#### ФРАГМЕНТ ТЕКСТА ####

По ту сторону символов

По ту сторону символов

Символы

Начиная с середины I тысячелетия до новой эры, философы спорят, как устроен мир. Состоит ли он из атомарных фактов? Или расчленение на факты — условность нашего восприятия, а на самом деле за фактами, сквозь факты можно познать Целое, неуловимо присутствующее в каждой песчинке? И именно Целое обладает максимумом реальности, предшествует единичным фактам? Логика заставляла выбрать одно решение, отвергнув другое. Демокрит учил: «Есть только атомы и пустота». А Парменид: «Только единое есть, многого не существует». В первом случае непонятно, как из мешка с фактами получается Целое, которое мы интуитивно воспринимаем в созерцании. Во втором — непонятно, как происходит переход от единого к многому, от которого тоже невозможно отвлечься. Обе точки зрения очень отвлеченны. Их может усвоить какая-то философская школа, но никакая культура на них никогда не опиралась.

В центре культуры всегда оказывался миф (в самом широком смысле этого слова), миф, в котором символически обозначенное Целое символически переходит в мир фактов. Такие словесные иконы можно мастерить из мифопоэтических образов («Бог творит мир»), а можно из понятий: «Одно порождает два, два порождает три, а три — множество вещей». Так это выражено в «Дао дэ цзин», написанном то ли в VI, то ли в IV веке до новой эры. Индийская метафизика членит пракрити (первоструктуру) на три гуны (нити), а из этих нитей сплетаются идеальные модели вещей и сами вещи…

Казалось бы, для практической деятельности человека вполне достаточно знать факты. Но созерцать мир как бесчисленность фактов, рассыпанных в пространстве и времени, очень тоскливо. Человеческая жизнь становится тогда не дороже песчинки и вместе со всей историей человечества проваливается в бездну «дурной бесконечности». Любое конечное число, деленное на бесконечность, есть нуль. И если мы с вами только конечные величины, то любой из нас и все мы вместе — тоже равны нулю. И никакая память нас не спасет, даже память трех-четырех тысяч лет, как у древнейших народов. Поэтому ни одна культура не может отказаться от образа Единого, Целого, охватывающего всех и каждого.

#### ФРАГМЕНТ ДАННЫХ ####

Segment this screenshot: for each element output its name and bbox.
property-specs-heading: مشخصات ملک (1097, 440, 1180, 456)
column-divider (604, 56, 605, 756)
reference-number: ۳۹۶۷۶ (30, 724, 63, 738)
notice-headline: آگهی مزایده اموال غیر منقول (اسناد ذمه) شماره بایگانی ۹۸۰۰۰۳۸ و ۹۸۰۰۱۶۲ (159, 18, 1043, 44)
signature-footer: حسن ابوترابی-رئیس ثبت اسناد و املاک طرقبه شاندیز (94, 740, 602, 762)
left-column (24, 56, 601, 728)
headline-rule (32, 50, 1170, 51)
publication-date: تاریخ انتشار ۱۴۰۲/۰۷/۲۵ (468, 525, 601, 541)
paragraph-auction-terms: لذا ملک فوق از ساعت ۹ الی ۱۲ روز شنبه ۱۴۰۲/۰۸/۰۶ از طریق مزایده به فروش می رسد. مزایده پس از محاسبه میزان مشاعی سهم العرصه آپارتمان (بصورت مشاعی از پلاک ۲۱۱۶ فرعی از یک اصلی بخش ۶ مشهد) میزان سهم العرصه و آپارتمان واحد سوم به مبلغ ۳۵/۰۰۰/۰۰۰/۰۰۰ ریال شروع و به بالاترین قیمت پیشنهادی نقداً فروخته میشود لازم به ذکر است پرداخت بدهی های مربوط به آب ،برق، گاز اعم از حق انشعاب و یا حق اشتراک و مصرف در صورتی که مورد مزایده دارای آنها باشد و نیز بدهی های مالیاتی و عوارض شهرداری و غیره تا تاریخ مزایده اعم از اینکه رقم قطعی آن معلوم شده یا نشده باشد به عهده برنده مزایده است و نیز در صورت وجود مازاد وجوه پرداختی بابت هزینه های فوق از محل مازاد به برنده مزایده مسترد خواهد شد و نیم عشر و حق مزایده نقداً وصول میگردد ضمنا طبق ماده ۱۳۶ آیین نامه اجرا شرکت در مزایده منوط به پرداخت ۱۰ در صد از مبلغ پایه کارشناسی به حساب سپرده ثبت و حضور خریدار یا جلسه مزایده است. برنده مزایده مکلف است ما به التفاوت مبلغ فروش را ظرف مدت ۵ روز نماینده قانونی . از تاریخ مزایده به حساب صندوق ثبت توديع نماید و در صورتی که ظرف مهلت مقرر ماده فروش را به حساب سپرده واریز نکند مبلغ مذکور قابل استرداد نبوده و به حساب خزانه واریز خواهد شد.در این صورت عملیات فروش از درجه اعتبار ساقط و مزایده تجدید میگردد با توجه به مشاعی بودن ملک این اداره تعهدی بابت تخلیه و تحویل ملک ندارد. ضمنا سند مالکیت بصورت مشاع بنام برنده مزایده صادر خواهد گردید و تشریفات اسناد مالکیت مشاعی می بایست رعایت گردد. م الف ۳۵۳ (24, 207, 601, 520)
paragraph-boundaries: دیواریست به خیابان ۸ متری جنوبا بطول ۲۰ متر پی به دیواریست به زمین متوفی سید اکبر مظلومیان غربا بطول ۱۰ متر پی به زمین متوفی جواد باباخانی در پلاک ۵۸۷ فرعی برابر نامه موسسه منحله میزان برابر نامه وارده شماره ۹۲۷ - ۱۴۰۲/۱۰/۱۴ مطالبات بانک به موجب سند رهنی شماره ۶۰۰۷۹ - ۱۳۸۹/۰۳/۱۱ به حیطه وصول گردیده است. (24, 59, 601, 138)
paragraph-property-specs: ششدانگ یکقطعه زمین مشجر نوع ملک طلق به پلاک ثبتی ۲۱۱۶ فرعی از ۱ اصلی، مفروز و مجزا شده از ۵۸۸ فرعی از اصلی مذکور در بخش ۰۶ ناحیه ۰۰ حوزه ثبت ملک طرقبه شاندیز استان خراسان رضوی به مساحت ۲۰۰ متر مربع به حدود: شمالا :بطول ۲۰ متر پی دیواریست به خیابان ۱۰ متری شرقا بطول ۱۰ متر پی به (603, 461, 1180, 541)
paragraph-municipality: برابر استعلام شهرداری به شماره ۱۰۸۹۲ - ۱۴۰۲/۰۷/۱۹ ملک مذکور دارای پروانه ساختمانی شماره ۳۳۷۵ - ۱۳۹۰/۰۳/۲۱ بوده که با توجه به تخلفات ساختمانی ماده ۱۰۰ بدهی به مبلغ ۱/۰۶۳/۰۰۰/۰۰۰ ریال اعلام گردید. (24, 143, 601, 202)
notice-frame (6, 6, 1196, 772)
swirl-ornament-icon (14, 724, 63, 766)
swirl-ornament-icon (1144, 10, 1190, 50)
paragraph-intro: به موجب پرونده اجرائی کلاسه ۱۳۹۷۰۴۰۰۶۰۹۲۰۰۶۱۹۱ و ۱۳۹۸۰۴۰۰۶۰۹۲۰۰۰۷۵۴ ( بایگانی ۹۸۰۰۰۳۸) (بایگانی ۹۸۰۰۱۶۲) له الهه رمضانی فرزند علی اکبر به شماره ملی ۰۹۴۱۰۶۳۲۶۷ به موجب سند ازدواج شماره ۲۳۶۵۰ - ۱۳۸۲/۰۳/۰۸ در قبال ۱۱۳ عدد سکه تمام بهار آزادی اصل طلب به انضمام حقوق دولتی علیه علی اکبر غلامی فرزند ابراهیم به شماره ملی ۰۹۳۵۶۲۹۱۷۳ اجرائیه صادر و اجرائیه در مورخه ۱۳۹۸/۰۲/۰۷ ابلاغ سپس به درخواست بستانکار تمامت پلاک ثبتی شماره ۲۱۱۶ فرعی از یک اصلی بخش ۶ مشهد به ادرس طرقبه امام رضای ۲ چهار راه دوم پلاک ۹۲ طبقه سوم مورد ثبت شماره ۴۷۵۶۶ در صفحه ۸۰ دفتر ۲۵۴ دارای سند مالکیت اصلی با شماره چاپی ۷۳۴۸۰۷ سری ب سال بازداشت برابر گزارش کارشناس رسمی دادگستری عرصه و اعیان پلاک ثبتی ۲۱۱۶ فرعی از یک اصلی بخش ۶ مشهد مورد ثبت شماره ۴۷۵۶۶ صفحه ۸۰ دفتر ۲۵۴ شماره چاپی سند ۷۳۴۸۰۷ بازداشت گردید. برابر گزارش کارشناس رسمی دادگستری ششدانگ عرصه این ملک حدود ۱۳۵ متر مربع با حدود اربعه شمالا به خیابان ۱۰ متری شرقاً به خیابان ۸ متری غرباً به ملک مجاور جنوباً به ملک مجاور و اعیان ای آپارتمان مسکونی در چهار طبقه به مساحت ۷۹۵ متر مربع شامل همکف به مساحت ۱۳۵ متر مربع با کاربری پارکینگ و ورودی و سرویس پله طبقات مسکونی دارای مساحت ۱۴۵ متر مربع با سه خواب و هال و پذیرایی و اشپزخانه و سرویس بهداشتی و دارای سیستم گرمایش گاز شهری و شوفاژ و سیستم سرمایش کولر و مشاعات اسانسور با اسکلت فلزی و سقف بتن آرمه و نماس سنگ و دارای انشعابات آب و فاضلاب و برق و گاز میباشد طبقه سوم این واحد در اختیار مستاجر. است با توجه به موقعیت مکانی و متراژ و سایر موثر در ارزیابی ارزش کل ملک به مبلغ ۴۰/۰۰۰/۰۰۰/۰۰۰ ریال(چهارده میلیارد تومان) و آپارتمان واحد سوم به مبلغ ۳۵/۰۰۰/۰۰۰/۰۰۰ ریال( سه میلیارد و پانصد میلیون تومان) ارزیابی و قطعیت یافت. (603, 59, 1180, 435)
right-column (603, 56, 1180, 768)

####

**ЗАДАНИЕ**
Продолжите рассуждение о символах и образе Целого, начав сразу после его последнего предложения. Листинг здесь никакой роли не играет.

**ОТВЕТ**
Как в разных культурах выражается целостность бытия, Истина с большой буквы, истина о мире как единстве? В исламе это закон, продиктованный Аллахом. В соответствии с этим в жизни мусульманской общины огромную роль играют споры о законе и выдвигается тип законника-правоведа. Мусульмане делятся на течения и толки по политически-правовым мотивам. Шиизм и суннизм — первоначально две партии и две теории государственного права. Каждый из них, в свою очередь, делится на правовые школы (в суннизме, например,— ханифиты, маликиты, шафииты, ханбалиты).

Напротив, в христианстве закон трактуется как неполноценная форма истины; целостность истины выражена в личности (или сверхличности) Христа. Приблизиться к истине — значит приблизиться к Христу. Отсюда важность христологических споров — ариане, монофизиты, несториане, монофезиты были исключены из вселенской церкви, а православные и католики прокляли друг друга из-за несогласия в понимании структуры Богочеловека или его отношений к другим ипостасям Троицы. В спорах выдвигается тип мистика-богослова, устремленного к Христу и готового пренебречь всем остальным. Этот тип мышления жив еще в Достоевском, в его «кредо»: «Если б кто мне доказал, что Христос вне истины и действительно было бы, что — истина вне Христа, то мне лучше хотелось бы остаться со Христом, нежели с истиной».

В Индии, стране множества религий, выразившей себя только во всей совокупности философско-религиозных и поэтически-религиозных систем, джайны делятся на дигамбаров («одетых в небо», нагих) и шветамбаров («одетых в белое»). Такое непомерное значение, придаваемое деталям аскетического ритуала, указывает на культурный тип, для которого аскеза, и притом аскеза очень строго ритуализованная, есть сама истина (а не только путь к ней). Разумеется, это крайность, так же как ритуализм мимансы, для которой жертвоприношения более существенны, чем сами боги. Однако обе крайности — специфически индийские явления.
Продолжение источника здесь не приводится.